### Exercise instructions
Pictures do not belong in your copy. Repeat all the other data exactly.
■ ■ ■ ■ ■
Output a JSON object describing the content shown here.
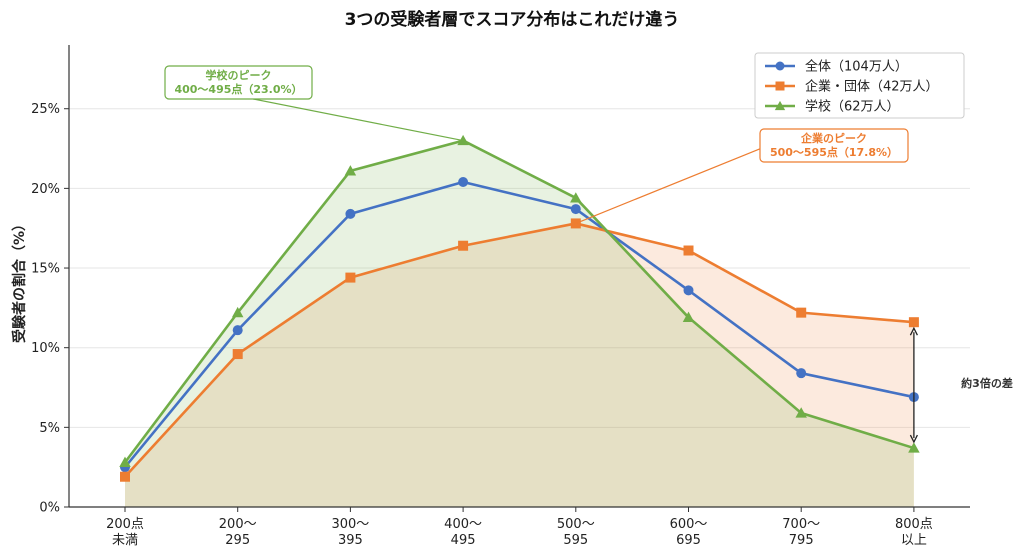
{
  "chart_data": {
    "type": "line",
    "title": "3つの受験者層でスコア分布はこれだけ違う",
    "ylabel": "受験者の割合（%）",
    "xlabel": "",
    "categories": [
      [
        "200点",
        "未満"
      ],
      [
        "200〜",
        "295"
      ],
      [
        "300〜",
        "395"
      ],
      [
        "400〜",
        "495"
      ],
      [
        "500〜",
        "595"
      ],
      [
        "600〜",
        "695"
      ],
      [
        "700〜",
        "795"
      ],
      [
        "800点",
        "以上"
      ]
    ],
    "ylim": [
      0,
      29
    ],
    "yticks": [
      0,
      5,
      10,
      15,
      20,
      25
    ],
    "ytick_labels": [
      "0%",
      "5%",
      "10%",
      "15%",
      "20%",
      "25%"
    ],
    "grid": true,
    "legend_position": "top-right",
    "series": [
      {
        "name": "全体（104万人）",
        "color": "#4472C4",
        "marker": "circle",
        "fill": false,
        "values": [
          2.5,
          11.1,
          18.4,
          20.4,
          18.7,
          13.6,
          8.4,
          6.9
        ]
      },
      {
        "name": "企業・団体（42万人）",
        "color": "#ED7D31",
        "marker": "square",
        "fill": true,
        "fill_color": "#ED7D31",
        "values": [
          1.9,
          9.6,
          14.4,
          16.4,
          17.8,
          16.1,
          12.2,
          11.6
        ]
      },
      {
        "name": "学校（62万人）",
        "color": "#70AD47",
        "marker": "triangle",
        "fill": true,
        "fill_color": "#70AD47",
        "values": [
          2.8,
          12.2,
          21.1,
          23.0,
          19.4,
          11.9,
          5.9,
          3.7
        ]
      }
    ],
    "annotations": [
      {
        "lines": [
          "学校のピーク",
          "400〜495点（23.0%）"
        ],
        "color": "#70AD47",
        "target_index": 3,
        "target_series": 2
      },
      {
        "lines": [
          "企業のピーク",
          "500〜595点（17.8%）"
        ],
        "color": "#ED7D31",
        "target_index": 4,
        "target_series": 1
      }
    ],
    "difference_marker": {
      "label": "約3倍の差",
      "index": 7,
      "from_series": 2,
      "to_series": 1
    }
  }
}
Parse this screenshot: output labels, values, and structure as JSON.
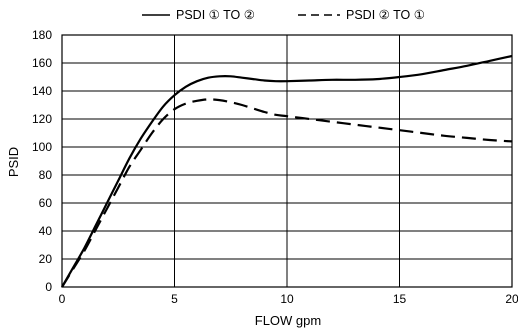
{
  "chart_data": {
    "type": "line",
    "xlabel": "FLOW gpm",
    "ylabel": "PSID",
    "xlim": [
      0,
      20
    ],
    "ylim": [
      0,
      180
    ],
    "x_ticks": [
      0,
      5,
      10,
      15,
      20
    ],
    "y_ticks": [
      0,
      20,
      40,
      60,
      80,
      100,
      120,
      140,
      160,
      180
    ],
    "grid": true,
    "legend_position": "top",
    "series": [
      {
        "name": "PSDI ① TO ②",
        "line_style": "solid",
        "color": "#000000",
        "points": [
          [
            0,
            0
          ],
          [
            0.5,
            14
          ],
          [
            1,
            28
          ],
          [
            1.5,
            44
          ],
          [
            2,
            60
          ],
          [
            2.5,
            76
          ],
          [
            3,
            92
          ],
          [
            3.5,
            106
          ],
          [
            4,
            118
          ],
          [
            4.5,
            129
          ],
          [
            5,
            137
          ],
          [
            5.5,
            143
          ],
          [
            6,
            147
          ],
          [
            6.5,
            149.5
          ],
          [
            7,
            150.5
          ],
          [
            7.5,
            150.5
          ],
          [
            8,
            149.5
          ],
          [
            8.5,
            148.5
          ],
          [
            9,
            147.5
          ],
          [
            9.5,
            147
          ],
          [
            10,
            147
          ],
          [
            11,
            147.5
          ],
          [
            12,
            148
          ],
          [
            13,
            148
          ],
          [
            14,
            148.5
          ],
          [
            15,
            150
          ],
          [
            16,
            152
          ],
          [
            17,
            155
          ],
          [
            18,
            158
          ],
          [
            19,
            161.5
          ],
          [
            20,
            165
          ]
        ]
      },
      {
        "name": "PSDI ② TO ①",
        "line_style": "dashed",
        "color": "#000000",
        "points": [
          [
            0,
            0
          ],
          [
            0.5,
            13
          ],
          [
            1,
            26
          ],
          [
            1.5,
            41
          ],
          [
            2,
            56
          ],
          [
            2.5,
            71
          ],
          [
            3,
            86
          ],
          [
            3.5,
            98
          ],
          [
            4,
            110
          ],
          [
            4.5,
            120
          ],
          [
            5,
            127
          ],
          [
            5.5,
            131
          ],
          [
            6,
            133
          ],
          [
            6.5,
            134
          ],
          [
            7,
            133.5
          ],
          [
            7.5,
            132
          ],
          [
            8,
            130
          ],
          [
            8.5,
            127.5
          ],
          [
            9,
            125
          ],
          [
            9.5,
            123
          ],
          [
            10,
            122
          ],
          [
            11,
            120
          ],
          [
            12,
            118
          ],
          [
            13,
            116
          ],
          [
            14,
            114
          ],
          [
            15,
            112
          ],
          [
            16,
            110
          ],
          [
            17,
            108
          ],
          [
            18,
            106.5
          ],
          [
            19,
            105
          ],
          [
            20,
            104
          ]
        ]
      }
    ]
  }
}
■ ■ ■ ■ ■
### Result below
Output a JSON object describing the content shown here.
{
  "chart_data": {
    "type": "line",
    "title": "3つの受験者層でスコア分布はこれだけ違う",
    "ylabel": "受験者の割合（%）",
    "xlabel": "",
    "categories": [
      [
        "200点",
        "未満"
      ],
      [
        "200〜",
        "295"
      ],
      [
        "300〜",
        "395"
      ],
      [
        "400〜",
        "495"
      ],
      [
        "500〜",
        "595"
      ],
      [
        "600〜",
        "695"
      ],
      [
        "700〜",
        "795"
      ],
      [
        "800点",
        "以上"
      ]
    ],
    "ylim": [
      0,
      29
    ],
    "yticks": [
      0,
      5,
      10,
      15,
      20,
      25
    ],
    "ytick_labels": [
      "0%",
      "5%",
      "10%",
      "15%",
      "20%",
      "25%"
    ],
    "grid": true,
    "legend_position": "top-right",
    "series": [
      {
        "name": "全体（104万人）",
        "color": "#4472C4",
        "marker": "circle",
        "fill": false,
        "values": [
          2.5,
          11.1,
          18.4,
          20.4,
          18.7,
          13.6,
          8.4,
          6.9
        ]
      },
      {
        "name": "企業・団体（42万人）",
        "color": "#ED7D31",
        "marker": "square",
        "fill": true,
        "fill_color": "#ED7D31",
        "values": [
          1.9,
          9.6,
          14.4,
          16.4,
          17.8,
          16.1,
          12.2,
          11.6
        ]
      },
      {
        "name": "学校（62万人）",
        "color": "#70AD47",
        "marker": "triangle",
        "fill": true,
        "fill_color": "#70AD47",
        "values": [
          2.8,
          12.2,
          21.1,
          23.0,
          19.4,
          11.9,
          5.9,
          3.7
        ]
      }
    ],
    "annotations": [
      {
        "lines": [
          "学校のピーク",
          "400〜495点（23.0%）"
        ],
        "color": "#70AD47",
        "target_index": 3,
        "target_series": 2
      },
      {
        "lines": [
          "企業のピーク",
          "500〜595点（17.8%）"
        ],
        "color": "#ED7D31",
        "target_index": 4,
        "target_series": 1
      }
    ],
    "difference_marker": {
      "label": "約3倍の差",
      "index": 7,
      "from_series": 2,
      "to_series": 1
    }
  }
}
Parse this screenshot: output labels, values, and structure as JSON.
{
  "chart_data": {
    "type": "line",
    "xlabel": "FLOW gpm",
    "ylabel": "PSID",
    "xlim": [
      0,
      20
    ],
    "ylim": [
      0,
      180
    ],
    "x_ticks": [
      0,
      5,
      10,
      15,
      20
    ],
    "y_ticks": [
      0,
      20,
      40,
      60,
      80,
      100,
      120,
      140,
      160,
      180
    ],
    "grid": true,
    "legend_position": "top",
    "series": [
      {
        "name": "PSDI ① TO ②",
        "line_style": "solid",
        "color": "#000000",
        "points": [
          [
            0,
            0
          ],
          [
            0.5,
            14
          ],
          [
            1,
            28
          ],
          [
            1.5,
            44
          ],
          [
            2,
            60
          ],
          [
            2.5,
            76
          ],
          [
            3,
            92
          ],
          [
            3.5,
            106
          ],
          [
            4,
            118
          ],
          [
            4.5,
            129
          ],
          [
            5,
            137
          ],
          [
            5.5,
            143
          ],
          [
            6,
            147
          ],
          [
            6.5,
            149.5
          ],
          [
            7,
            150.5
          ],
          [
            7.5,
            150.5
          ],
          [
            8,
            149.5
          ],
          [
            8.5,
            148.5
          ],
          [
            9,
            147.5
          ],
          [
            9.5,
            147
          ],
          [
            10,
            147
          ],
          [
            11,
            147.5
          ],
          [
            12,
            148
          ],
          [
            13,
            148
          ],
          [
            14,
            148.5
          ],
          [
            15,
            150
          ],
          [
            16,
            152
          ],
          [
            17,
            155
          ],
          [
            18,
            158
          ],
          [
            19,
            161.5
          ],
          [
            20,
            165
          ]
        ]
      },
      {
        "name": "PSDI ② TO ①",
        "line_style": "dashed",
        "color": "#000000",
        "points": [
          [
            0,
            0
          ],
          [
            0.5,
            13
          ],
          [
            1,
            26
          ],
          [
            1.5,
            41
          ],
          [
            2,
            56
          ],
          [
            2.5,
            71
          ],
          [
            3,
            86
          ],
          [
            3.5,
            98
          ],
          [
            4,
            110
          ],
          [
            4.5,
            120
          ],
          [
            5,
            127
          ],
          [
            5.5,
            131
          ],
          [
            6,
            133
          ],
          [
            6.5,
            134
          ],
          [
            7,
            133.5
          ],
          [
            7.5,
            132
          ],
          [
            8,
            130
          ],
          [
            8.5,
            127.5
          ],
          [
            9,
            125
          ],
          [
            9.5,
            123
          ],
          [
            10,
            122
          ],
          [
            11,
            120
          ],
          [
            12,
            118
          ],
          [
            13,
            116
          ],
          [
            14,
            114
          ],
          [
            15,
            112
          ],
          [
            16,
            110
          ],
          [
            17,
            108
          ],
          [
            18,
            106.5
          ],
          [
            19,
            105
          ],
          [
            20,
            104
          ]
        ]
      }
    ]
  }
}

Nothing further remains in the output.